* **Provided material**:

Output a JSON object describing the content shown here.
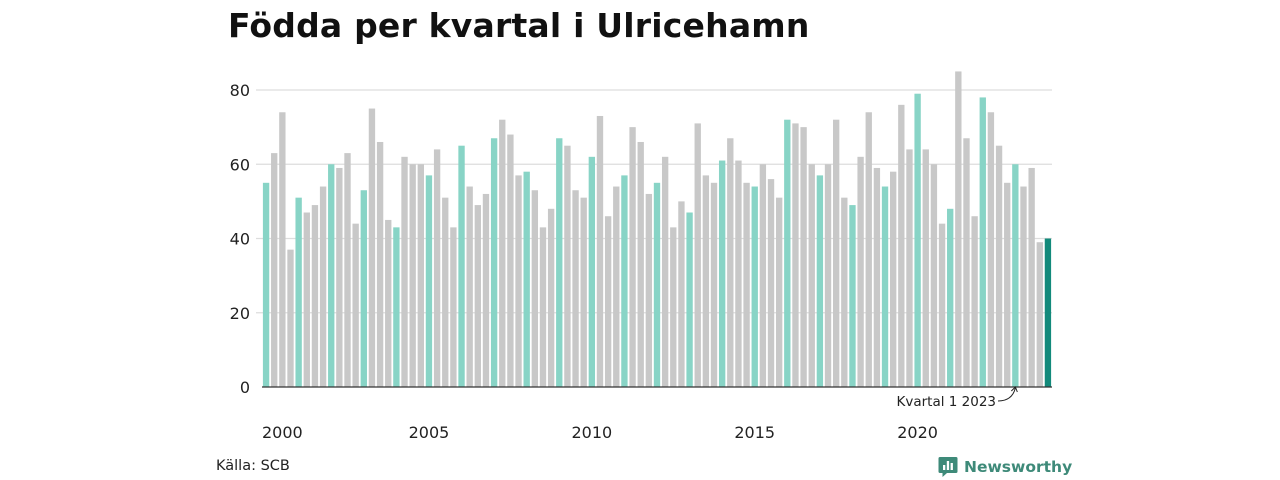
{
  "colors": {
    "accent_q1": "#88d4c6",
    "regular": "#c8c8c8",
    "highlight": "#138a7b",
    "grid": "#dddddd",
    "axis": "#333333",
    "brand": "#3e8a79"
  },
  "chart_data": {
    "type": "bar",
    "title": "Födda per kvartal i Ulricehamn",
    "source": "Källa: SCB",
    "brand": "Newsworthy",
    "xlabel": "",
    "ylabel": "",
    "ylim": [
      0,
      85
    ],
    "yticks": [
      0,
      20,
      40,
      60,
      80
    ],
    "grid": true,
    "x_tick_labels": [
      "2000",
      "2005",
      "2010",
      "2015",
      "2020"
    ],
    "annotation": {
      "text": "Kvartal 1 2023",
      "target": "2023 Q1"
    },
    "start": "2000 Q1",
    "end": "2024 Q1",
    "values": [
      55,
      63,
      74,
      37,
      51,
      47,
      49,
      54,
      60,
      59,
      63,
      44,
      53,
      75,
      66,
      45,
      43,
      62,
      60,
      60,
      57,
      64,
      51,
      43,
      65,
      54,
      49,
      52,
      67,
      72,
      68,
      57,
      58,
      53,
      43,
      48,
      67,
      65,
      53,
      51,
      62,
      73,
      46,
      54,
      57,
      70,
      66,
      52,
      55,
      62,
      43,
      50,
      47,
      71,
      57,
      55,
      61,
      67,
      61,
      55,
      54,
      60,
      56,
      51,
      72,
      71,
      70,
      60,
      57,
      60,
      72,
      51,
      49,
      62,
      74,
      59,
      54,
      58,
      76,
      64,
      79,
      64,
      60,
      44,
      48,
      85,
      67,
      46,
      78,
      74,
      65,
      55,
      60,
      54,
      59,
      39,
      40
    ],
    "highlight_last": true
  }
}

* **Exercise**:
Reproduce each record above by retyping it exactly; omit all images.

* **Task result**:
Output a JSON object describing the content shown here.
{
  "colors": {
    "accent_q1": "#88d4c6",
    "regular": "#c8c8c8",
    "highlight": "#138a7b",
    "grid": "#dddddd",
    "axis": "#333333",
    "brand": "#3e8a79"
  },
  "chart_data": {
    "type": "bar",
    "title": "Födda per kvartal i Ulricehamn",
    "source": "Källa: SCB",
    "brand": "Newsworthy",
    "xlabel": "",
    "ylabel": "",
    "ylim": [
      0,
      85
    ],
    "yticks": [
      0,
      20,
      40,
      60,
      80
    ],
    "grid": true,
    "x_tick_labels": [
      "2000",
      "2005",
      "2010",
      "2015",
      "2020"
    ],
    "annotation": {
      "text": "Kvartal 1 2023",
      "target": "2023 Q1"
    },
    "start": "2000 Q1",
    "end": "2024 Q1",
    "values": [
      55,
      63,
      74,
      37,
      51,
      47,
      49,
      54,
      60,
      59,
      63,
      44,
      53,
      75,
      66,
      45,
      43,
      62,
      60,
      60,
      57,
      64,
      51,
      43,
      65,
      54,
      49,
      52,
      67,
      72,
      68,
      57,
      58,
      53,
      43,
      48,
      67,
      65,
      53,
      51,
      62,
      73,
      46,
      54,
      57,
      70,
      66,
      52,
      55,
      62,
      43,
      50,
      47,
      71,
      57,
      55,
      61,
      67,
      61,
      55,
      54,
      60,
      56,
      51,
      72,
      71,
      70,
      60,
      57,
      60,
      72,
      51,
      49,
      62,
      74,
      59,
      54,
      58,
      76,
      64,
      79,
      64,
      60,
      44,
      48,
      85,
      67,
      46,
      78,
      74,
      65,
      55,
      60,
      54,
      59,
      39,
      40
    ],
    "highlight_last": true
  }
}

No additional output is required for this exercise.